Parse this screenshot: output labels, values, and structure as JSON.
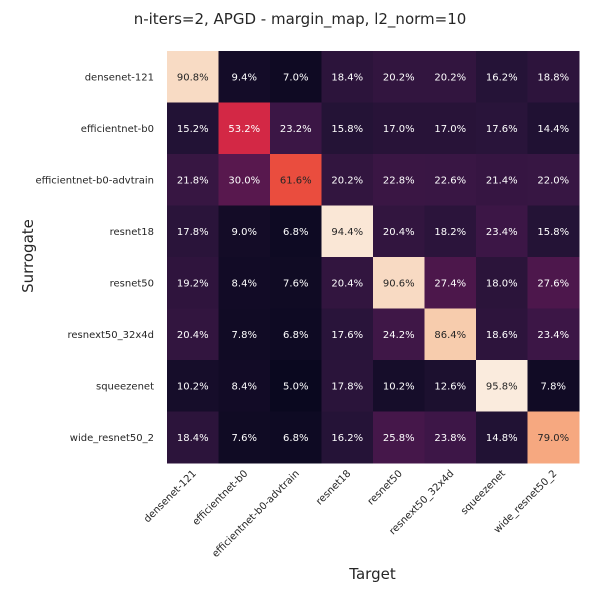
{
  "chart_data": {
    "type": "heatmap",
    "title": "n-iters=2, APGD - margin_map, l2_norm=10",
    "xlabel": "Target",
    "ylabel": "Surrogate",
    "rows": [
      "densenet-121",
      "efficientnet-b0",
      "efficientnet-b0-advtrain",
      "resnet18",
      "resnet50",
      "resnext50_32x4d",
      "squeezenet",
      "wide_resnet50_2"
    ],
    "columns": [
      "densenet-121",
      "efficientnet-b0",
      "efficientnet-b0-advtrain",
      "resnet18",
      "resnet50",
      "resnext50_32x4d",
      "squeezenet",
      "wide_resnet50_2"
    ],
    "values": [
      [
        90.8,
        9.4,
        7.0,
        18.4,
        20.2,
        20.2,
        16.2,
        18.8
      ],
      [
        15.2,
        53.2,
        23.2,
        15.8,
        17.0,
        17.0,
        17.6,
        14.4
      ],
      [
        21.8,
        30.0,
        61.6,
        20.2,
        22.8,
        22.6,
        21.4,
        22.0
      ],
      [
        17.8,
        9.0,
        6.8,
        94.4,
        20.4,
        18.2,
        23.4,
        15.8
      ],
      [
        19.2,
        8.4,
        7.6,
        20.4,
        90.6,
        27.4,
        18.0,
        27.6
      ],
      [
        20.4,
        7.8,
        6.8,
        17.6,
        24.2,
        86.4,
        18.6,
        23.4
      ],
      [
        10.2,
        8.4,
        5.0,
        17.8,
        10.2,
        12.6,
        95.8,
        7.8
      ],
      [
        18.4,
        7.6,
        6.8,
        16.2,
        25.8,
        23.8,
        14.8,
        79.0
      ]
    ],
    "labels": [
      [
        "90.8%",
        "9.4%",
        "7.0%",
        "18.4%",
        "20.2%",
        "20.2%",
        "16.2%",
        "18.8%"
      ],
      [
        "15.2%",
        "53.2%",
        "23.2%",
        "15.8%",
        "17.0%",
        "17.0%",
        "17.6%",
        "14.4%"
      ],
      [
        "21.8%",
        "30.0%",
        "61.6%",
        "20.2%",
        "22.8%",
        "22.6%",
        "21.4%",
        "22.0%"
      ],
      [
        "17.8%",
        "9.0%",
        "6.8%",
        "94.4%",
        "20.4%",
        "18.2%",
        "23.4%",
        "15.8%"
      ],
      [
        "19.2%",
        "8.4%",
        "7.6%",
        "20.4%",
        "90.6%",
        "27.4%",
        "18.0%",
        "27.6%"
      ],
      [
        "20.4%",
        "7.8%",
        "6.8%",
        "17.6%",
        "24.2%",
        "86.4%",
        "18.6%",
        "23.4%"
      ],
      [
        "10.2%",
        "8.4%",
        "5.0%",
        "17.8%",
        "10.2%",
        "12.6%",
        "95.8%",
        "7.8%"
      ],
      [
        "18.4%",
        "7.6%",
        "6.8%",
        "16.2%",
        "25.8%",
        "23.8%",
        "14.8%",
        "79.0%"
      ]
    ],
    "value_range": [
      5.0,
      95.8
    ],
    "colormap": "rocket",
    "grid": false,
    "legend": "none"
  }
}
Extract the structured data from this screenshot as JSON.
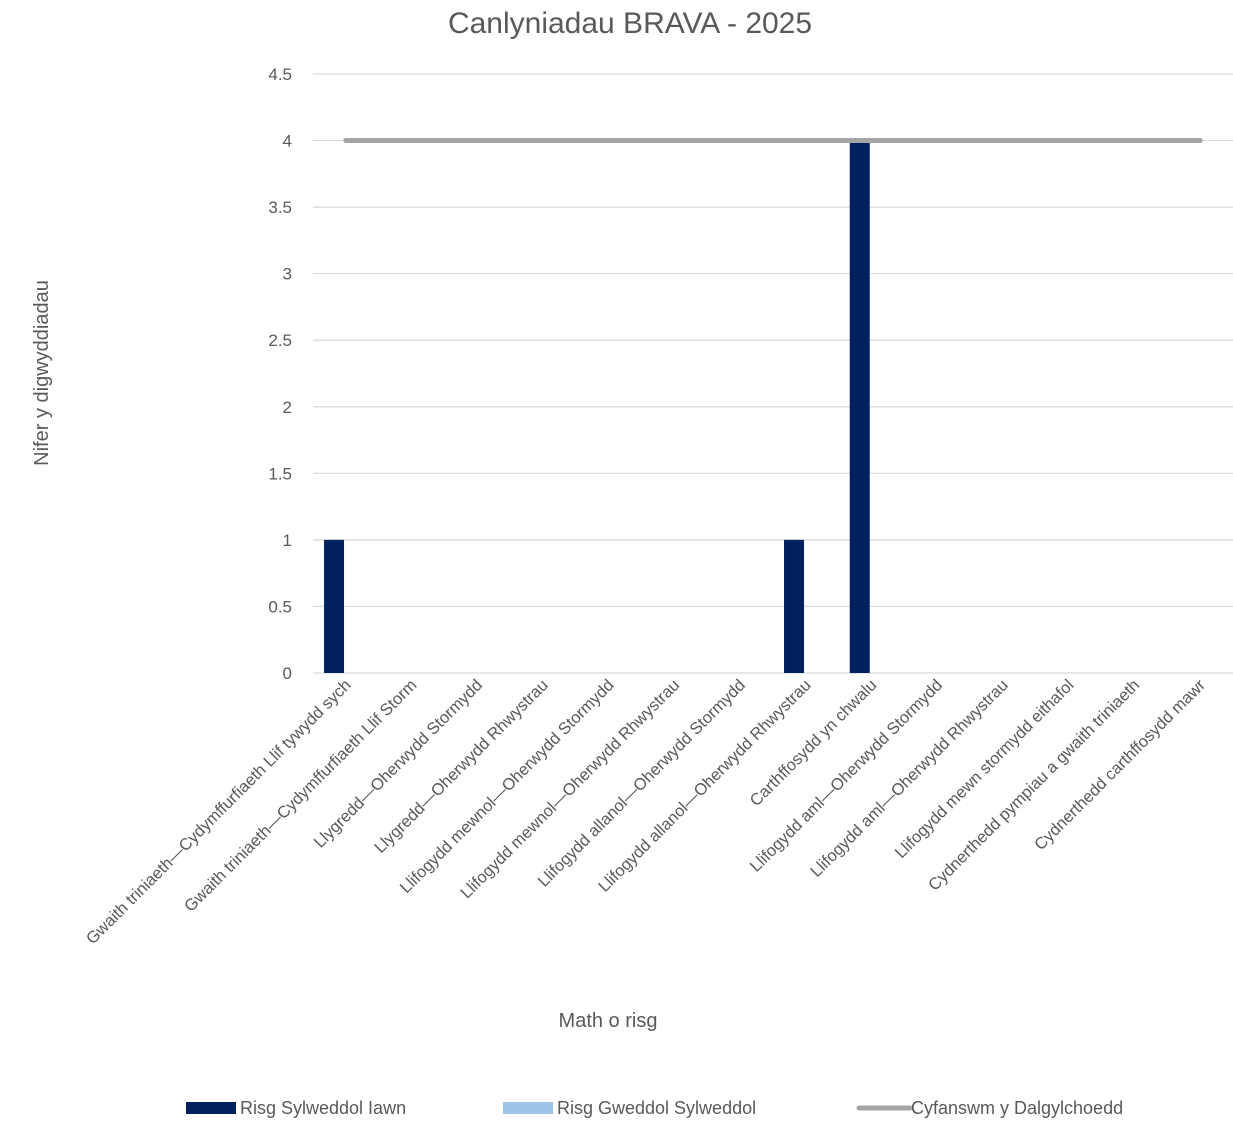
{
  "chart_data": {
    "type": "bar",
    "title": "Canlyniadau BRAVA - 2025",
    "xlabel": "Math o risg",
    "ylabel": "Nifer y digwyddiadau",
    "ylim": [
      0,
      4.5
    ],
    "yticks": [
      "0",
      "0.5",
      "1",
      "1.5",
      "2",
      "2.5",
      "3",
      "3.5",
      "4",
      "4.5"
    ],
    "grid": true,
    "legend_position": "bottom",
    "categories": [
      "Gwaith triniaeth—Cydymffurfiaeth Llif tywydd sych",
      "Gwaith triniaeth—Cydymffurfiaeth Llif Storm",
      "Llygredd—Oherwydd Stormydd",
      "Llygredd—Oherwydd Rhwystrau",
      "Llifogydd mewnol—Oherwydd Stormydd",
      "Llifogydd mewnol—Oherwydd Rhwystrau",
      "Llifogydd allanol—Oherwydd Stormydd",
      "Llifogydd allanol—Oherwydd Rhwystrau",
      "Carthffosydd yn chwalu",
      "Llifogydd aml—Oherwydd Stormydd",
      "Llifogydd aml—Oherwydd Rhwystrau",
      "Llifogydd mewn stormydd eithafol",
      "Cydnerthedd pympiau a gwaith triniaeth",
      "Cydnerthedd carthffosydd mawr"
    ],
    "series": [
      {
        "name": "Risg Sylweddol Iawn",
        "kind": "bar",
        "color": "#002060",
        "values": [
          1,
          0,
          0,
          0,
          0,
          0,
          0,
          1,
          4,
          0,
          0,
          0,
          0,
          0
        ]
      },
      {
        "name": "Risg Gweddol Sylweddol",
        "kind": "bar",
        "color": "#9dc3e6",
        "values": [
          0,
          0,
          0,
          0,
          0,
          0,
          0,
          0,
          0,
          0,
          0,
          0,
          0,
          0
        ]
      },
      {
        "name": "Cyfanswm y Dalgylchoedd",
        "kind": "line",
        "color": "#a5a5a5",
        "values": [
          4,
          4,
          4,
          4,
          4,
          4,
          4,
          4,
          4,
          4,
          4,
          4,
          4,
          4
        ]
      }
    ]
  }
}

.....

Look through the material above and pick out each line holding the word "Llifogydd".

→ Solution:
      "Llifogydd mewnol—Oherwydd Stormydd",
      "Llifogydd mewnol—Oherwydd Rhwystrau",
      "Llifogydd allanol—Oherwydd Stormydd",
      "Llifogydd allanol—Oherwydd Rhwystrau",
      "Llifogydd aml—Oherwydd Stormydd",
      "Llifogydd aml—Oherwydd Rhwystrau",
      "Llifogydd mewn stormydd eithafol",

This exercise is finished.